**WRITTEN TASK**
Pick out all lines with the word "Capital" from the records that follow.

**Stored records**
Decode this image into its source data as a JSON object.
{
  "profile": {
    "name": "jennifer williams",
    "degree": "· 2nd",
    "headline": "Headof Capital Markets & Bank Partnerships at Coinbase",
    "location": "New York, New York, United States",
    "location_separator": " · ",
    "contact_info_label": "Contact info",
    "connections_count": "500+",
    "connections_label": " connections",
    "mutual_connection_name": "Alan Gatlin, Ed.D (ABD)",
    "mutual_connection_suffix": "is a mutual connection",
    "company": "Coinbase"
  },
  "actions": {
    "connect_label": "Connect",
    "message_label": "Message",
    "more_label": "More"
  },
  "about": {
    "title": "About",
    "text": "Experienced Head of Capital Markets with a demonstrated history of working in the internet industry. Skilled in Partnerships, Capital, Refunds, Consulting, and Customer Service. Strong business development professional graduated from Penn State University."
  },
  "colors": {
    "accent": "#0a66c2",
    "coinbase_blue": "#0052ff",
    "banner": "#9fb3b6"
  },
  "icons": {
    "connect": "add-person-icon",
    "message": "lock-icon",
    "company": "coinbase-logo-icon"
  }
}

**ANSWER**
    "headline": "Headof Capital Markets & Bank Partnerships at Coinbase",
    "text": "Experienced Head of Capital Markets with a demonstrated history of working in the internet industry. Skilled in Partnerships, Capital, Refunds, Consulting, and Customer Service. Strong business development professional graduated from Penn State University."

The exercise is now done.